What to work on:
Find all lines in the records that include the word "مالك", and copy them out.

[Extracted data entries]

* * * *

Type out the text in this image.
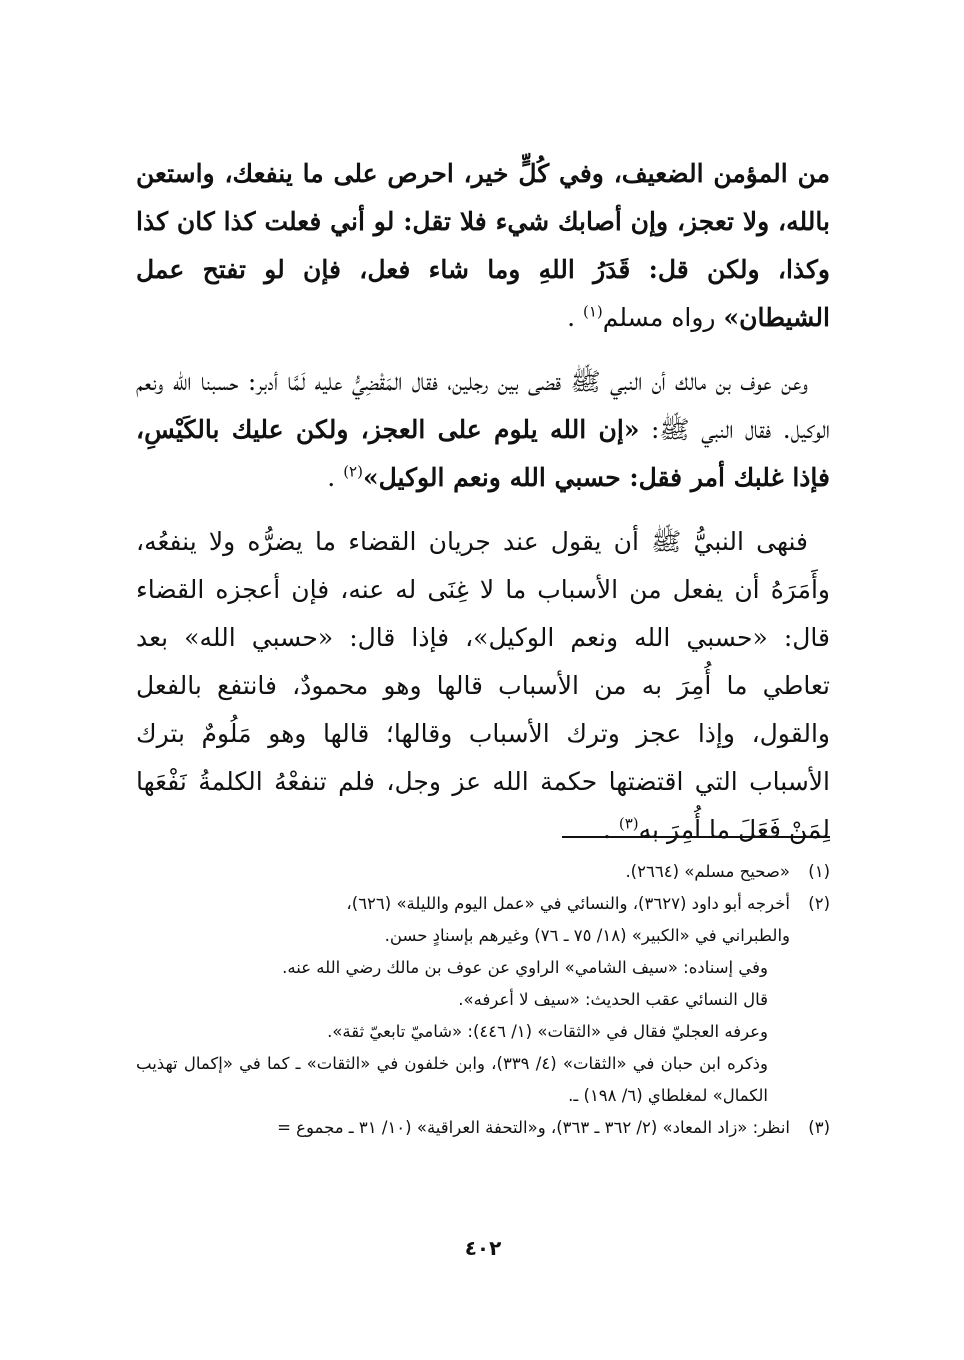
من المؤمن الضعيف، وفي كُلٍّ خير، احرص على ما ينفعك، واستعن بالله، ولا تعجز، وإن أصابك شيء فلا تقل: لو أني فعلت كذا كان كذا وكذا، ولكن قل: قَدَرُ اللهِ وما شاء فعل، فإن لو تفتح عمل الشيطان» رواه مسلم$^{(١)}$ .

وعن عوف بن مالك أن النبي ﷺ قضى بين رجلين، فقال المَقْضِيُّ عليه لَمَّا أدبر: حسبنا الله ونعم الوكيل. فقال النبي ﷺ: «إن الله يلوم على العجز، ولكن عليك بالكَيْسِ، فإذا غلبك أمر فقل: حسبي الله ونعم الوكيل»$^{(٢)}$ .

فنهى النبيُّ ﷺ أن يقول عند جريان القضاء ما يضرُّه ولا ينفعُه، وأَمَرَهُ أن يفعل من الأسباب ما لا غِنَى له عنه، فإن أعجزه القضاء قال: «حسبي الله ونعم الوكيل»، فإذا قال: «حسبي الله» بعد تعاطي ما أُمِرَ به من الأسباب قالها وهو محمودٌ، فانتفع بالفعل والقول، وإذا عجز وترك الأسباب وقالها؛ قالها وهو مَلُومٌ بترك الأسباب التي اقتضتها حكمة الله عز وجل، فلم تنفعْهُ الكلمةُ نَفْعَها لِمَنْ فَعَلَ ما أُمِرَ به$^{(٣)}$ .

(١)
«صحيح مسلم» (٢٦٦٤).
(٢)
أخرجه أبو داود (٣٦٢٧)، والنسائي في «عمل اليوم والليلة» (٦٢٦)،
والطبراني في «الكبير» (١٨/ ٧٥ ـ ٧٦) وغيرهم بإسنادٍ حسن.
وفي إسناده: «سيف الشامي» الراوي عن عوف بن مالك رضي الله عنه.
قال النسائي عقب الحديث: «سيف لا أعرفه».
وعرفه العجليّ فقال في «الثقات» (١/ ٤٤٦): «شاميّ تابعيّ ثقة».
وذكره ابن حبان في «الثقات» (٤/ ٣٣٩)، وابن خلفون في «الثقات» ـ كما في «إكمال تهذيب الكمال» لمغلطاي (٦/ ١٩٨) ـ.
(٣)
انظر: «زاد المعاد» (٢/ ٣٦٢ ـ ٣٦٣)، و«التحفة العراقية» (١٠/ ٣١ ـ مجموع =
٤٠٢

* * * *

Exercise result:
وعن عوف بن مالك أن النبي ﷺ قضى بين رجلين، فقال المَقْضِيُّ عليه لَمَّا أدبر: حسبنا الله ونعم الوكيل. فقال النبي ﷺ: «إن الله يلوم على العجز، ولكن عليك بالكَيْسِ، فإذا غلبك أمر فقل: حسبي الله ونعم الوكيل»$^{(٢)}$ .
وفي إسناده: «سيف الشامي» الراوي عن عوف بن مالك رضي الله عنه.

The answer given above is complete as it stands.